**Work to be completed:**
Rewrite the part of the textile effluent passage that opens with the words containing "Reactor configuration" and closes with "by gravidity (Figure 1).", putting "feed tank" in place of "feeding reservoir".
*** Provided passage Section Begins ***
Industrial effluent characterization

The present study was conducted in a medium-sized textile factory located in the city of Caruaru (geographical location: 08°17′00″ south and 35°58′34″ west) in the state of Pernambuco (Brazil) over a period of 622 days. All chemical products used by the factory were registered monthly. The dyes used by the factory did not have their chemical structure on their labels. Only the commercial name of the dye and the application method was supplied on the label. The dyes were identified using X-ray fluorescence and diffraction (Spectrum 100FT-IR and Brunker DPX-300), followed by mass spectrophotometry (QP 5000/DI-50). The industrial effluent was characterized during one week by sampling twice a day, at 10 am and 3 pm, when the highest effluent production occurs. The characterization parameters were temperature, pH, conductivity, salinity, total and partial alkalinity, total and filtered chemical oxygen demand (COD), sulfate, sulfide, color, and ORP. All parameters were analyzed in accordance with Standard Methods for the Examination of Water and Wastewater (APHA et al. 2005).

Reactor configuration

The two pilot-scale reactors (Figure 1) were installed in the factory, with an average water consumption of 1,800 m3/month. The main industrial activity was jeans dyeing. The effluent from the stages of degumming, dyeing and softening was equalized and then pumped into the reactors’ feeding reservoir (500 L). The two reactors were sequentially fed by gravidity (Figure 1).

Figure 1

Anaerobic reactor followed by aerobic reactor used in the experiment: (a) schematic illustration of the system and (b) photograph of the reactors installed in the textile factory.

Figure 1

Anaerobic reactor followed by aerobic reactor used in the experiment: (a) schematic illustration of the system and (b) photograph of the reactors installed in the textile factory.

The first reactor was an upflow anaerobic sludge blanket (UASB) reactor type with a 250 L working volume, and the second reactor was a submerged aerated biofilter (SAB) with a 187 L working volume (Figure 1(a)). The SAB was radially aerated through a perforated PVC tube and by a compressor (Schulz, CSA 8.2/25), regulated by a valve (Ball valves ½″ NPT) to maintain the dissolved oxygen at 3 ± 0.2 mg O2/L at the top of SAB reactor. The SAB was filled with encapsulated polyurethane foam (BioBob®).
*** Provided passage Section Ends ***
*** Available data Section Begins ***
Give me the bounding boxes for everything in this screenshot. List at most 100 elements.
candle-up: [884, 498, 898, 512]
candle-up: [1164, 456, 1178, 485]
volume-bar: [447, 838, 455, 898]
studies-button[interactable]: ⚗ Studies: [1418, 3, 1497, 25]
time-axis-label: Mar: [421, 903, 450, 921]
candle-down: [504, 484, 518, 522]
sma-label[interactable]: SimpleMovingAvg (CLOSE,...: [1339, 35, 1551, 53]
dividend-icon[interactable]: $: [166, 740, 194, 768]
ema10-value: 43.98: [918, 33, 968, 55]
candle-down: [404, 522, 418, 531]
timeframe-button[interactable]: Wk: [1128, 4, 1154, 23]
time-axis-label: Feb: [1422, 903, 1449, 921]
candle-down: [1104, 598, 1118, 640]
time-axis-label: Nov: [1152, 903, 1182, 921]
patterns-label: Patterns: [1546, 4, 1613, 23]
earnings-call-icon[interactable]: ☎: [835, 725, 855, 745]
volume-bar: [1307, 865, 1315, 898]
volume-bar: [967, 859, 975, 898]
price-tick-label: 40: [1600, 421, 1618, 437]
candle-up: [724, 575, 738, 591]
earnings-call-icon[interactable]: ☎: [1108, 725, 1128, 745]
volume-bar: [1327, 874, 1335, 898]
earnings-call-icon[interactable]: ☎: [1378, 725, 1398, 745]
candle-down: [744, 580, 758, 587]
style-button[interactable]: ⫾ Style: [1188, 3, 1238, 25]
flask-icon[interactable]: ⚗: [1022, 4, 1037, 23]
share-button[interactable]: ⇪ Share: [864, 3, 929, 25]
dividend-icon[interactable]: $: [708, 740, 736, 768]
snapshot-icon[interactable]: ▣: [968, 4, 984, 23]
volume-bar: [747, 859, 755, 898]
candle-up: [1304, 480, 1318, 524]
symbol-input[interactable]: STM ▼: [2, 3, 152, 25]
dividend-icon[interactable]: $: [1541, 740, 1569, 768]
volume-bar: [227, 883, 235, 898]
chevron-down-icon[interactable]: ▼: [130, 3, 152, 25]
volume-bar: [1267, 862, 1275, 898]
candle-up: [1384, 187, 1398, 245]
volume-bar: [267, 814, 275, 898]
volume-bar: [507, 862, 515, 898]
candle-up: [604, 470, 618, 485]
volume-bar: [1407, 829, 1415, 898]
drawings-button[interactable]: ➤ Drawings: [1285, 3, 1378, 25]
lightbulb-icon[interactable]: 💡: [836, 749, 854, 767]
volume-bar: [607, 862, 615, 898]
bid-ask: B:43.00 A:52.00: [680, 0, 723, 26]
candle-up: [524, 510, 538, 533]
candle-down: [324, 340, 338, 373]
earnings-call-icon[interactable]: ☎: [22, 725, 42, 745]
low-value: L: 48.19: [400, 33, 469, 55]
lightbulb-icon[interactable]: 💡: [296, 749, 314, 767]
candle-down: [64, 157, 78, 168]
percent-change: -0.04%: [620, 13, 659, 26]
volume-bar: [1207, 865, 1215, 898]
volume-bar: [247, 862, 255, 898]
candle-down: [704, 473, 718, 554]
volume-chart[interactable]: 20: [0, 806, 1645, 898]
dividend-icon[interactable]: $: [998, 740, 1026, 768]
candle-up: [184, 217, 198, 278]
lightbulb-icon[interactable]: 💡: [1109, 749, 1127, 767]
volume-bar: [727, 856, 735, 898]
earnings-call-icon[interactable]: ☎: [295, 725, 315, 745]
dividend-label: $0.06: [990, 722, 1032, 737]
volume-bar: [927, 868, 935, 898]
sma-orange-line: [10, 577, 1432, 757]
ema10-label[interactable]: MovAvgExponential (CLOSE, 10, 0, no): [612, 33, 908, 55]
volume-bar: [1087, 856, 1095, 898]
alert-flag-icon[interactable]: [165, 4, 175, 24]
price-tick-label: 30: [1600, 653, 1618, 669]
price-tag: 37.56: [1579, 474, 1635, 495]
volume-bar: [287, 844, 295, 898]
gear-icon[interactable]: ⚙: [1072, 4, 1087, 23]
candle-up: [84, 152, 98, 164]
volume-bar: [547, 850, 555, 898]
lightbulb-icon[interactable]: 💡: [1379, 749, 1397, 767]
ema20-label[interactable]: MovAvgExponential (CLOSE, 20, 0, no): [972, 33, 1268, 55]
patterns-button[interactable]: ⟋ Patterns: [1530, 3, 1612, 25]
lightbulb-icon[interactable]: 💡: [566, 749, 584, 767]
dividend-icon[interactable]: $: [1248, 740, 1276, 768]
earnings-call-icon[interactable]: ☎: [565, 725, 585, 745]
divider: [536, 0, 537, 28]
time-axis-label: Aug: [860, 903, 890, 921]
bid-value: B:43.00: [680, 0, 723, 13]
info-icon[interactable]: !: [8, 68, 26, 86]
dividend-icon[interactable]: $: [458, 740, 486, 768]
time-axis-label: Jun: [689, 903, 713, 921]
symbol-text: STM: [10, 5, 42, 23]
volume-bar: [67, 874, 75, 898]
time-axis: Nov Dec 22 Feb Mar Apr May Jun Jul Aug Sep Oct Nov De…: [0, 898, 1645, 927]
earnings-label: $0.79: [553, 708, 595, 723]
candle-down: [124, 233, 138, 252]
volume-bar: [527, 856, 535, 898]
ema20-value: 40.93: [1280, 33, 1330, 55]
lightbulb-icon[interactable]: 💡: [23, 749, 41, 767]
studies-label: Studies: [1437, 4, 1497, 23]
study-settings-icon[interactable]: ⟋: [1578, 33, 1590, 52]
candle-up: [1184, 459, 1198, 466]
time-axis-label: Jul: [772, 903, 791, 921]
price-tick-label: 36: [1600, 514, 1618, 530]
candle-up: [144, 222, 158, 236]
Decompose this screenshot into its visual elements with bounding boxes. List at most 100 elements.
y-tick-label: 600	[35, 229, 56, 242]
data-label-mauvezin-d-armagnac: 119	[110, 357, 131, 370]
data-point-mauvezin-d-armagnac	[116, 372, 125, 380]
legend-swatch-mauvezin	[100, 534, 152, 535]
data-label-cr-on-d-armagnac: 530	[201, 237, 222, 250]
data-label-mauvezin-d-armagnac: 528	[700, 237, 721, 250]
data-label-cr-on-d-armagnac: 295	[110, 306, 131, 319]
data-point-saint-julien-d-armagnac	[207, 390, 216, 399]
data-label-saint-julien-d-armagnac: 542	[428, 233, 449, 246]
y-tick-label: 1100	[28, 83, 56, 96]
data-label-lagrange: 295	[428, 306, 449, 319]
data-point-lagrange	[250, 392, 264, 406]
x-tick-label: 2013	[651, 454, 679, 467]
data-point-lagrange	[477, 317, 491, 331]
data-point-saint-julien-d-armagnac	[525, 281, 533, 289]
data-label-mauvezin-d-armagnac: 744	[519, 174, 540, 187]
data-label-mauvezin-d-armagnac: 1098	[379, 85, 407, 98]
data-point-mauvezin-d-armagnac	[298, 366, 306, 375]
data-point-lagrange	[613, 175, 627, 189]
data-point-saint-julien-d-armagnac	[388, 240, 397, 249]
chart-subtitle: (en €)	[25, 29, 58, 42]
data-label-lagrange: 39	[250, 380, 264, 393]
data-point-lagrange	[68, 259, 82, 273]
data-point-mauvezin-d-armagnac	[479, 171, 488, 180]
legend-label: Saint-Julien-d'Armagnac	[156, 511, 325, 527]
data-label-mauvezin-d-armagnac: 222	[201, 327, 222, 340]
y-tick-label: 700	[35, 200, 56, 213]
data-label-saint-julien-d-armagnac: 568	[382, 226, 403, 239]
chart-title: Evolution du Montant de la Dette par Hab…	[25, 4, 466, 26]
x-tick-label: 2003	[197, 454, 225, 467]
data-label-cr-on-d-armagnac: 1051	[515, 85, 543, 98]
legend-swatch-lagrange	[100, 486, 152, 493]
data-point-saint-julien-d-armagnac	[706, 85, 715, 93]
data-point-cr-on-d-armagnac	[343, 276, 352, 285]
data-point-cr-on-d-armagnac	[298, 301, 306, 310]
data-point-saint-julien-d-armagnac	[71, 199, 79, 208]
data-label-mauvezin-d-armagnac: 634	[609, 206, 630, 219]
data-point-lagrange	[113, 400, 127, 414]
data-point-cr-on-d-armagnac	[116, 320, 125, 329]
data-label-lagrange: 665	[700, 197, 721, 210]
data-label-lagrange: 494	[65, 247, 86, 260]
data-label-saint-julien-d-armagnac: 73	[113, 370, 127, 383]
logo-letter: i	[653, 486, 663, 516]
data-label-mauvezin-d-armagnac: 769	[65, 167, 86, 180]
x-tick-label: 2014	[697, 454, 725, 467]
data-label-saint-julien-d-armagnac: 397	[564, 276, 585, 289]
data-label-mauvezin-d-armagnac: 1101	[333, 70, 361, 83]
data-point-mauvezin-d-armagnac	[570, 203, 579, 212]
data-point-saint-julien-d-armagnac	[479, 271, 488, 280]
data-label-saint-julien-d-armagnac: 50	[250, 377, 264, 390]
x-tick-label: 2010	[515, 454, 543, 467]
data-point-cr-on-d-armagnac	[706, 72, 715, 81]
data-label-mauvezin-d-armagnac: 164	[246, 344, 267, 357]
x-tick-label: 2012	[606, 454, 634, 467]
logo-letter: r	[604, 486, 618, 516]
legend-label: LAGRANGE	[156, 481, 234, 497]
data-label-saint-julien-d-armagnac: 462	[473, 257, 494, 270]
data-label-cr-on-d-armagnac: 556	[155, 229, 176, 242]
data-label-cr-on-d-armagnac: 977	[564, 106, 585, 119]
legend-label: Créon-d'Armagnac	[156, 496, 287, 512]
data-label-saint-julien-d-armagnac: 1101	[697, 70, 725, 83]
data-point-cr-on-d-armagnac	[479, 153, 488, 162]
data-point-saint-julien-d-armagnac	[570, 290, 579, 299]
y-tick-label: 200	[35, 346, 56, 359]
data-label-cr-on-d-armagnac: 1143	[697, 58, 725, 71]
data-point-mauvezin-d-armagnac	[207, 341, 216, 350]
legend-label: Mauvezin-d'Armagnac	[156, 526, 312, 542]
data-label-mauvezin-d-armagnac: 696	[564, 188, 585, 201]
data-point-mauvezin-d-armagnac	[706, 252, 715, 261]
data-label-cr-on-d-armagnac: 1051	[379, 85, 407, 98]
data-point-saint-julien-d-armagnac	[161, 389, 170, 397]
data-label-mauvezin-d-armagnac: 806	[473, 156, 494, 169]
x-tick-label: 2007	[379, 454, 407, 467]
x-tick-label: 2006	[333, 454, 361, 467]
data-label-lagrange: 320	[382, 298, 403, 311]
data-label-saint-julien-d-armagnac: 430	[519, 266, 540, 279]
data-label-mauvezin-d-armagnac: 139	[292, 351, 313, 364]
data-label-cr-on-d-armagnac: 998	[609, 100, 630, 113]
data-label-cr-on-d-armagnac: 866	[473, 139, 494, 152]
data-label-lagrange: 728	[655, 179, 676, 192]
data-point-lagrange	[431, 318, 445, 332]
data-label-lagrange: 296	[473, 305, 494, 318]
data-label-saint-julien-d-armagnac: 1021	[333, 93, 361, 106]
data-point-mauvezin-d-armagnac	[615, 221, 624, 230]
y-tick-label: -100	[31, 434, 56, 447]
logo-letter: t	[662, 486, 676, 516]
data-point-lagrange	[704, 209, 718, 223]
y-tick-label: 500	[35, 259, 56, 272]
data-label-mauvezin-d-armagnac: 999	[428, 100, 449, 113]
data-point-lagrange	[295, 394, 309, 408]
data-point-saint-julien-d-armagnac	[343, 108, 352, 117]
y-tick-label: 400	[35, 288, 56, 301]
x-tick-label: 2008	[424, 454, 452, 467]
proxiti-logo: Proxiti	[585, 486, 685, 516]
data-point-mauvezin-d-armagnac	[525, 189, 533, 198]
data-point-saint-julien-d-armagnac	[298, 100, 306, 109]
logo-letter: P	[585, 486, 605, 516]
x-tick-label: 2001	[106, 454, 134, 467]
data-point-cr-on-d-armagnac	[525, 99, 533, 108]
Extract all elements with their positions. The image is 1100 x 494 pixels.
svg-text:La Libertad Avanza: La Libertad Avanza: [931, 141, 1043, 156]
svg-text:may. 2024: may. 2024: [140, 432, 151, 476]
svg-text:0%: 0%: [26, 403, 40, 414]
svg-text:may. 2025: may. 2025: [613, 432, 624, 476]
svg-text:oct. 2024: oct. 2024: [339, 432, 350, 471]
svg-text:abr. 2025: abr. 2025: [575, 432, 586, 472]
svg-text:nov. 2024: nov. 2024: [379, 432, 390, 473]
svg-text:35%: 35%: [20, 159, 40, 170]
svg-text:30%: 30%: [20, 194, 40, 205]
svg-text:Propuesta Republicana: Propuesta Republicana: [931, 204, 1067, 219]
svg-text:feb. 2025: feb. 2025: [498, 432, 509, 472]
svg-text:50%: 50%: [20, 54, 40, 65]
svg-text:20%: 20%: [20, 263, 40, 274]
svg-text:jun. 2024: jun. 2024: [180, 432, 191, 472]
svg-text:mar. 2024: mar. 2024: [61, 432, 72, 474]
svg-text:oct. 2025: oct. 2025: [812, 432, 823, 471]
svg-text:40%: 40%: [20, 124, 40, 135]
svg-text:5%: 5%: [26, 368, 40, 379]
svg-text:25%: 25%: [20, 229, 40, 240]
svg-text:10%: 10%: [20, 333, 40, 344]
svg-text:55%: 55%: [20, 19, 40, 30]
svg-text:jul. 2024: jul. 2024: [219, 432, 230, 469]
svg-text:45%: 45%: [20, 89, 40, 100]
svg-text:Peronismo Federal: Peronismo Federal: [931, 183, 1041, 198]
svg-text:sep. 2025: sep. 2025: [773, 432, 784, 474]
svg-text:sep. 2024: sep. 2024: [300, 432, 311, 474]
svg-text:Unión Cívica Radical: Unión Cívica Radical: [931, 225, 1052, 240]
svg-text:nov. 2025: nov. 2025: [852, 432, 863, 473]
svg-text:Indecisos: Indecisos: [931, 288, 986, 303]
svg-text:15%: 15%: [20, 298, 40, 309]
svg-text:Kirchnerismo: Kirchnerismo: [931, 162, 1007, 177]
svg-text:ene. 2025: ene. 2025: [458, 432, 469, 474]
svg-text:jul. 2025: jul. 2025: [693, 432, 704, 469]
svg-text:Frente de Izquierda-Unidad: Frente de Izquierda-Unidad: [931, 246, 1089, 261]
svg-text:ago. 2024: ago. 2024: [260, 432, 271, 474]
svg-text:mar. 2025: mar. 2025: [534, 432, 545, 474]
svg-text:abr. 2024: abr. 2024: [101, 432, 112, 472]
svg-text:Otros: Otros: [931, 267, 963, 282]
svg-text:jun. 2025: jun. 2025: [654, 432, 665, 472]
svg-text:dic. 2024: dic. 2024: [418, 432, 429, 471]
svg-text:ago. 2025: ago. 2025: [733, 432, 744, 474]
*** Available data Section Ends ***
**Answer space:**
Reactor configuration

The two pilot-scale reactors (Figure 1) were installed in the factory, with an average water consumption of 1,800 m3/month. The main industrial activity was jeans dyeing. The effluent from the stages of degumming, dyeing and softening was equalized and then pumped into the reactors’ feed tank (500 L). The two reactors were sequentially fed by gravidity (Figure 1).